--- START ---

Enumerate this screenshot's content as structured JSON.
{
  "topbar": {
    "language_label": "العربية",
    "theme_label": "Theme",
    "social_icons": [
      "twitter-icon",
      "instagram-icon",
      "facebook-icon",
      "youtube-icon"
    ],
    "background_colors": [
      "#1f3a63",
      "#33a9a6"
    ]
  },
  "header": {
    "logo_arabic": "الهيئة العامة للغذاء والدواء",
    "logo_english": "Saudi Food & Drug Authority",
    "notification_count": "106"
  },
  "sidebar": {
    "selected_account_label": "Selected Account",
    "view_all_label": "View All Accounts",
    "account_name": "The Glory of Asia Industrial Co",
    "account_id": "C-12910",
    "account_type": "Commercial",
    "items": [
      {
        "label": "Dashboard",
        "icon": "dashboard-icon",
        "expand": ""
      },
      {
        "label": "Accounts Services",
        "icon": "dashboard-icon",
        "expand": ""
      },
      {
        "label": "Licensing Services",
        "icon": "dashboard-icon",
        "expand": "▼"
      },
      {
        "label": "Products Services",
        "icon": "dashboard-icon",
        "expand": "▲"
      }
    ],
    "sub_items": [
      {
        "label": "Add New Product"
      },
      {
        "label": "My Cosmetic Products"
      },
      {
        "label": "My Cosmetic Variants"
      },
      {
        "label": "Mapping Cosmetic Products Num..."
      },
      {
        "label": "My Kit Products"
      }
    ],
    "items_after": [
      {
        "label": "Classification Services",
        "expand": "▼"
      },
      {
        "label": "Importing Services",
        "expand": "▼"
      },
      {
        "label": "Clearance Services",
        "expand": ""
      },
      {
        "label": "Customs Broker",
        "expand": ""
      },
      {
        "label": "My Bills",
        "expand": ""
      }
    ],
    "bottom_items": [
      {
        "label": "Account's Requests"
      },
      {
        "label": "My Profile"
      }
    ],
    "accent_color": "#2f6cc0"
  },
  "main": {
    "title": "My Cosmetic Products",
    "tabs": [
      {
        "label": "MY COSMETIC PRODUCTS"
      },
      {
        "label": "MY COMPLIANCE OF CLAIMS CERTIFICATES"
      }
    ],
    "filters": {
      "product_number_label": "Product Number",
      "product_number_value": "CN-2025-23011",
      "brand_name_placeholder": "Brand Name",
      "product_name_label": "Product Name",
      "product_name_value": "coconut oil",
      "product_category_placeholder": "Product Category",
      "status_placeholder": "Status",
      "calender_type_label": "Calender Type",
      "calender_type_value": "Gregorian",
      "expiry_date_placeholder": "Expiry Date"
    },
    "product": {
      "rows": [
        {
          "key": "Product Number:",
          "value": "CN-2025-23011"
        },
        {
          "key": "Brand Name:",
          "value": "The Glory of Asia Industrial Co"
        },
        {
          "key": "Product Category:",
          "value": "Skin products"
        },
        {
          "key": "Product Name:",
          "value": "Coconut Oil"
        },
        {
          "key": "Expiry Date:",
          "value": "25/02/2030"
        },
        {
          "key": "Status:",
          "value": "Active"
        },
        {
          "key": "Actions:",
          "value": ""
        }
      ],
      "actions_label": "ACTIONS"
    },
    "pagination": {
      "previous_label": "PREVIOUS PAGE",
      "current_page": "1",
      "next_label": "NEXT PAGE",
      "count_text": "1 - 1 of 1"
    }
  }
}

--- END ---

STATED EXERCISE — Pull out each line of the entries that contains "Expiry".

FULL ANSWER —
      "expiry_date_placeholder": "Expiry Date"
          "key": "Expiry Date:",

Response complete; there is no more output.